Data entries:
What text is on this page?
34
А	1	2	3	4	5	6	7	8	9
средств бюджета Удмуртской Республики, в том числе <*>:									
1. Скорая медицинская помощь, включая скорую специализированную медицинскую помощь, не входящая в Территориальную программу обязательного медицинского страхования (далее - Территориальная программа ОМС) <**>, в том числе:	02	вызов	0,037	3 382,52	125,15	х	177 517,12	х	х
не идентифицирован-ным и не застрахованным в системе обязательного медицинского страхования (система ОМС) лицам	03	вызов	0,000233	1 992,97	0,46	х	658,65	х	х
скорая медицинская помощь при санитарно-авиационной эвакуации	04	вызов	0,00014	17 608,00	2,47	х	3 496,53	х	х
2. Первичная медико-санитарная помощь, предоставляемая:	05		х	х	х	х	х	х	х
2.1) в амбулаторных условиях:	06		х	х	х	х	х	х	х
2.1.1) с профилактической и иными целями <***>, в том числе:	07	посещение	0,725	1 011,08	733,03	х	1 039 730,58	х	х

Required task - Restate the listing above word for word.

Solution -
What text is on this page?
34
А	1	2	3	4	5	6	7	8	9
средств бюджета Удмуртской Республики, в том числе <*>:									
1. Скорая медицинская помощь, включая скорую специализированную медицинскую помощь, не входящая в Территориальную программу обязательного медицинского страхования (далее - Территориальная программа ОМС) <**>, в том числе:	02	вызов	0,037	3 382,52	125,15	х	177 517,12	х	х
не идентифицирован-ным и не застрахованным в системе обязательного медицинского страхования (система ОМС) лицам	03	вызов	0,000233	1 992,97	0,46	х	658,65	х	х
скорая медицинская помощь при санитарно-авиационной эвакуации	04	вызов	0,00014	17 608,00	2,47	х	3 496,53	х	х
2. Первичная медико-санитарная помощь, предоставляемая:	05		х	х	х	х	х	х	х
2.1) в амбулаторных условиях:	06		х	х	х	х	х	х	х
2.1.1) с профилактической и иными целями <***>, в том числе:	07	посещение	0,725	1 011,08	733,03	х	1 039 730,58	х	х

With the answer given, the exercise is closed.